Check each line for the word "دوره" and give how many have it. Say nothing else.

--- Begin ---

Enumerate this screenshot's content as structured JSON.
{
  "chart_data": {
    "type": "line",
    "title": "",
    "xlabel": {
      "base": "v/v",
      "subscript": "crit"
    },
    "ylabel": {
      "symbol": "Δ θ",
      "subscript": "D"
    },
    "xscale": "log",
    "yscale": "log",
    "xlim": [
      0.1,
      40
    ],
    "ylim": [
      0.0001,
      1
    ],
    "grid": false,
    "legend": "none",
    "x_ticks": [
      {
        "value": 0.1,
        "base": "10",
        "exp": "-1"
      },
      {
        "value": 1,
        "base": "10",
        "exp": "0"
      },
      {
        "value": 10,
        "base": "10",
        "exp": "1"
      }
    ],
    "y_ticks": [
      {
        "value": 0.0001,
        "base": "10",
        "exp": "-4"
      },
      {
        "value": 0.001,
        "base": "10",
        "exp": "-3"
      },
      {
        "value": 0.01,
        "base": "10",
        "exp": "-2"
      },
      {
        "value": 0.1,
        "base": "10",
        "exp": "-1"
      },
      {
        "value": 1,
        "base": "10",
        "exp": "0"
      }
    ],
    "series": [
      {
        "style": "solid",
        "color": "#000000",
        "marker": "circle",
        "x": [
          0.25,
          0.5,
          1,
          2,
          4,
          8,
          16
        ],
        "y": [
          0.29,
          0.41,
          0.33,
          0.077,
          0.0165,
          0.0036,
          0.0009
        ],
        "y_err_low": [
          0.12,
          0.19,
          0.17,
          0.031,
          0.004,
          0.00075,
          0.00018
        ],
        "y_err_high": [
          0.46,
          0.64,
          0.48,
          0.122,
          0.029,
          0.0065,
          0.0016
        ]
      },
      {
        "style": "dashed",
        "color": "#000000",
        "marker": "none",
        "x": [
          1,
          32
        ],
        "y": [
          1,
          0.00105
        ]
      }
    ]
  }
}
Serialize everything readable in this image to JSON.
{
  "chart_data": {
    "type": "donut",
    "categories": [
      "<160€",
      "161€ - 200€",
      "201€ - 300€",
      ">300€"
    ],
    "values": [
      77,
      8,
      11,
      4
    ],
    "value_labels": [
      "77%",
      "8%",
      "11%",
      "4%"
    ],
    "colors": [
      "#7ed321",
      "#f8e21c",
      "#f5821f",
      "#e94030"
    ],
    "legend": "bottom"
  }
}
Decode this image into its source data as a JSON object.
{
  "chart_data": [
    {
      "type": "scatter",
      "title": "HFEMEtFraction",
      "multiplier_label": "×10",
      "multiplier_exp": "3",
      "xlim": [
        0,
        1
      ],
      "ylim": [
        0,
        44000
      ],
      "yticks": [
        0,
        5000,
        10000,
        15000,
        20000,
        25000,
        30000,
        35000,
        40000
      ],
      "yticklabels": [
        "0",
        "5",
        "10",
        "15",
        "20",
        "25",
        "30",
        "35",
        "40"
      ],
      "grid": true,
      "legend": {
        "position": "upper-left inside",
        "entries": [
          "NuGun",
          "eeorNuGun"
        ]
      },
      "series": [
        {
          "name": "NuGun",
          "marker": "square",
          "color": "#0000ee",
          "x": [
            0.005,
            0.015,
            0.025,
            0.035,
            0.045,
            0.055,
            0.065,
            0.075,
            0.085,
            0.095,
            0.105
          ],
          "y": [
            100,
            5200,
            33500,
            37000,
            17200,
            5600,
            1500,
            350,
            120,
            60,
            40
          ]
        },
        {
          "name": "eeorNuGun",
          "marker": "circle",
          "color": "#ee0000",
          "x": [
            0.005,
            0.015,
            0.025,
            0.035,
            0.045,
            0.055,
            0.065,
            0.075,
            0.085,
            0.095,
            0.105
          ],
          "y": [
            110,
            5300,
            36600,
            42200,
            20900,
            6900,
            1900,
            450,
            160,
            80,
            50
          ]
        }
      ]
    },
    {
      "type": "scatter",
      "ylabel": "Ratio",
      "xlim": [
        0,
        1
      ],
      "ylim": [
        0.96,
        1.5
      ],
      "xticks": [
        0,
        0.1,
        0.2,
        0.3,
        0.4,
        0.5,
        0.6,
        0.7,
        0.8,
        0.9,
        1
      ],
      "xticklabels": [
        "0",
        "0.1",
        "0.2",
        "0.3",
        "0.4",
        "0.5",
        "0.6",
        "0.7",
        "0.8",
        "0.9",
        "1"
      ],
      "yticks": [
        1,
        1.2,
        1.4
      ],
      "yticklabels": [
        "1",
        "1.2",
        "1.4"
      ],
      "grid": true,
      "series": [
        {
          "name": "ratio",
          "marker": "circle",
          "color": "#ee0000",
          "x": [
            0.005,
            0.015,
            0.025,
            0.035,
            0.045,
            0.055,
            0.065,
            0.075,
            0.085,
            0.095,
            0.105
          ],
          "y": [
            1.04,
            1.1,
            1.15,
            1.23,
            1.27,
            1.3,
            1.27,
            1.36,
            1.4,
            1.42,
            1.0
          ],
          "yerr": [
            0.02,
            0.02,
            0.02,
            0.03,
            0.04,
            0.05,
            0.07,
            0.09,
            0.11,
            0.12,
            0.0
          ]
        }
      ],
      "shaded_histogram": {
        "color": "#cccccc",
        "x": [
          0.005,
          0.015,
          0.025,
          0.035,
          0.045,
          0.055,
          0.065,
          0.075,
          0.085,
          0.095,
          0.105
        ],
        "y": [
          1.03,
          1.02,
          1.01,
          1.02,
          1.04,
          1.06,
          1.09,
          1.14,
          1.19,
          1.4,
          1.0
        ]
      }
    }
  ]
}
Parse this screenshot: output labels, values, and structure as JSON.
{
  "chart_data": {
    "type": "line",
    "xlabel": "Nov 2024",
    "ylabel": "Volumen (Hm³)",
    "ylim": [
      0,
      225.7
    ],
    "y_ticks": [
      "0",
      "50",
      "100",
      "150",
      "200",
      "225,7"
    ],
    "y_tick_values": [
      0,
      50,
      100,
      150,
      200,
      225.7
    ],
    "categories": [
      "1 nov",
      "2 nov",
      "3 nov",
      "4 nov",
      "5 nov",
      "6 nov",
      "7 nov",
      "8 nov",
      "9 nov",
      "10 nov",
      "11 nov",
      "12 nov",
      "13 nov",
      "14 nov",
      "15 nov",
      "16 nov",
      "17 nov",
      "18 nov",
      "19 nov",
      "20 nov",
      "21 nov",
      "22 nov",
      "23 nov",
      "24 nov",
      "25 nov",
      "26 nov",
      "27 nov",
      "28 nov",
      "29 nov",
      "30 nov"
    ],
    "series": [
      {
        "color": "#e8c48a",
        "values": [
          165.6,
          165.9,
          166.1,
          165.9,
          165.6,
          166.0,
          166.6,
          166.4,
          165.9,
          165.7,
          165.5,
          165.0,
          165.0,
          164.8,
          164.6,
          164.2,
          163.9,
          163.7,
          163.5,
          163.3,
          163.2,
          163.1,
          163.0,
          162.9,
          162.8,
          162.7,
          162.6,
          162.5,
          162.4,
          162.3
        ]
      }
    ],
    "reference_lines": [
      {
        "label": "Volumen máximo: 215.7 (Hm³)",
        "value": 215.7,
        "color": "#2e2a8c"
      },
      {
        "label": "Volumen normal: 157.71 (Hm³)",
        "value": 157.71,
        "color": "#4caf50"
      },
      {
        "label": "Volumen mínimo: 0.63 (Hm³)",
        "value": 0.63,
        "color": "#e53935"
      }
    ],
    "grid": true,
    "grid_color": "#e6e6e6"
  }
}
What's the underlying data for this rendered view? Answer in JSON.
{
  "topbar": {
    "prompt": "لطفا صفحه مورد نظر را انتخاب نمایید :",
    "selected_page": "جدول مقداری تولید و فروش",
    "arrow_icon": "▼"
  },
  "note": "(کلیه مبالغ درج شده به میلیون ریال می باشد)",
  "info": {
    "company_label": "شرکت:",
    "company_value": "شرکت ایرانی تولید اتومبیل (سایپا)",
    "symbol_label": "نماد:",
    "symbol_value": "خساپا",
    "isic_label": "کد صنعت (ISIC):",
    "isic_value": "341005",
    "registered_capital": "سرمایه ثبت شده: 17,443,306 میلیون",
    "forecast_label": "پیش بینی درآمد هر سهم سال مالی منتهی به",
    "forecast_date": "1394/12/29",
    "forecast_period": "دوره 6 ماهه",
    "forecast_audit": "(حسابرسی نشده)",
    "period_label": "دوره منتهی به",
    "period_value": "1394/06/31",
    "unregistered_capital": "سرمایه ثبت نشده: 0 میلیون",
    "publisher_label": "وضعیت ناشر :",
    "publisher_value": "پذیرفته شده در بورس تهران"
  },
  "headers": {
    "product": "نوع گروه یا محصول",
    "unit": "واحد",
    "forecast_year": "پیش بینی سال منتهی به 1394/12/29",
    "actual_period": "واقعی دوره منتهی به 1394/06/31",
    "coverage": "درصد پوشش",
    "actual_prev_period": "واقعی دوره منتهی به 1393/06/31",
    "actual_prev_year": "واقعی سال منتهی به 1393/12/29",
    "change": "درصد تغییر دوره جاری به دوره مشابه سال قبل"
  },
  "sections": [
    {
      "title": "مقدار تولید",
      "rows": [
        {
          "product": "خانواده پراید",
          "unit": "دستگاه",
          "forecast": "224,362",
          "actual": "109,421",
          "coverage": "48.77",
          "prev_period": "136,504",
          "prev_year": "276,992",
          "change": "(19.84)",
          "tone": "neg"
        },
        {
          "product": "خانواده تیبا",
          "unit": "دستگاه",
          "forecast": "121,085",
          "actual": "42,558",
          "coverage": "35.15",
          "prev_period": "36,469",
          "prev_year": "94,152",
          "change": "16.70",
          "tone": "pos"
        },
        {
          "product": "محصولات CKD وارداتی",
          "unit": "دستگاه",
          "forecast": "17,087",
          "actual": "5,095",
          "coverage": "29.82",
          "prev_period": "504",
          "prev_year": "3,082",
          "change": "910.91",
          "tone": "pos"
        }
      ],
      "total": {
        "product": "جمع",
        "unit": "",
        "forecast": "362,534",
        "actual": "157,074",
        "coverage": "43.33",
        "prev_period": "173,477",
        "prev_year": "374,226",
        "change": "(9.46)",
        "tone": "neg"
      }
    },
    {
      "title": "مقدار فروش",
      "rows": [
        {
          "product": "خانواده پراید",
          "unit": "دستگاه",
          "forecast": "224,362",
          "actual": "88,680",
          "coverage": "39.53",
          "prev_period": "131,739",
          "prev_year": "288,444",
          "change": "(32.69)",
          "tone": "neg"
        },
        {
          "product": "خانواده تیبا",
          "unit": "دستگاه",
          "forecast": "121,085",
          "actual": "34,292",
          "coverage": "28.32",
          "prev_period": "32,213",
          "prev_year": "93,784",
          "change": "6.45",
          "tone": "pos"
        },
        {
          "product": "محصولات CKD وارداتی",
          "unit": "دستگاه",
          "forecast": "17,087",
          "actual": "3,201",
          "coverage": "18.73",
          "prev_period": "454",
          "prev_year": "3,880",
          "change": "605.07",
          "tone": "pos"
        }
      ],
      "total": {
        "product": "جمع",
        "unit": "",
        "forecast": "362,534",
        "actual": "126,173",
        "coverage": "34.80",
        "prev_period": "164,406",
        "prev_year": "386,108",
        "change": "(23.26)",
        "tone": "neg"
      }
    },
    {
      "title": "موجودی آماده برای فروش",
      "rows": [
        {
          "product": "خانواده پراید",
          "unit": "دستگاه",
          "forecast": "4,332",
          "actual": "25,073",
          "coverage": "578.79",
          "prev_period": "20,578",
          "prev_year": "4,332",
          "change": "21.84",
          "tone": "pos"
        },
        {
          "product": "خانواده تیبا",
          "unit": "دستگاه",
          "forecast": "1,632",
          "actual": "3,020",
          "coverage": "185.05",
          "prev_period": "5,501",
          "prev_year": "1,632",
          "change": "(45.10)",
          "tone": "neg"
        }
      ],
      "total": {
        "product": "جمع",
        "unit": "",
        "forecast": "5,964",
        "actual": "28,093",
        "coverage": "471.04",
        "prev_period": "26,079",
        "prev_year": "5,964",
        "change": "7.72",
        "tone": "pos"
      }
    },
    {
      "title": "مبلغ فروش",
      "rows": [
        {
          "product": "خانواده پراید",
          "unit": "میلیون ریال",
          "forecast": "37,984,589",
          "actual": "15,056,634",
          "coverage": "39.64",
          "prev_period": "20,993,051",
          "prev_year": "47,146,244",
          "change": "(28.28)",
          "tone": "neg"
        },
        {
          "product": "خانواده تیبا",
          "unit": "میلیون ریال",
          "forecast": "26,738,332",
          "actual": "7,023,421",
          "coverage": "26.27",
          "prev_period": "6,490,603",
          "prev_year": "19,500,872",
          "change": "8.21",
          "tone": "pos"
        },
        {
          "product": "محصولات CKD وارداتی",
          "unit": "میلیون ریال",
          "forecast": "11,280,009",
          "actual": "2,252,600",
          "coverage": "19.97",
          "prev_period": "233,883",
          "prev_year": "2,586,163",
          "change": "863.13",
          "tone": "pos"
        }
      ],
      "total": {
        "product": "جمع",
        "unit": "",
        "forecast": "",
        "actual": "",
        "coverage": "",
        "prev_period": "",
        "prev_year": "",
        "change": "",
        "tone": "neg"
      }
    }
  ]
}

--- End ---

● **Complete output**
5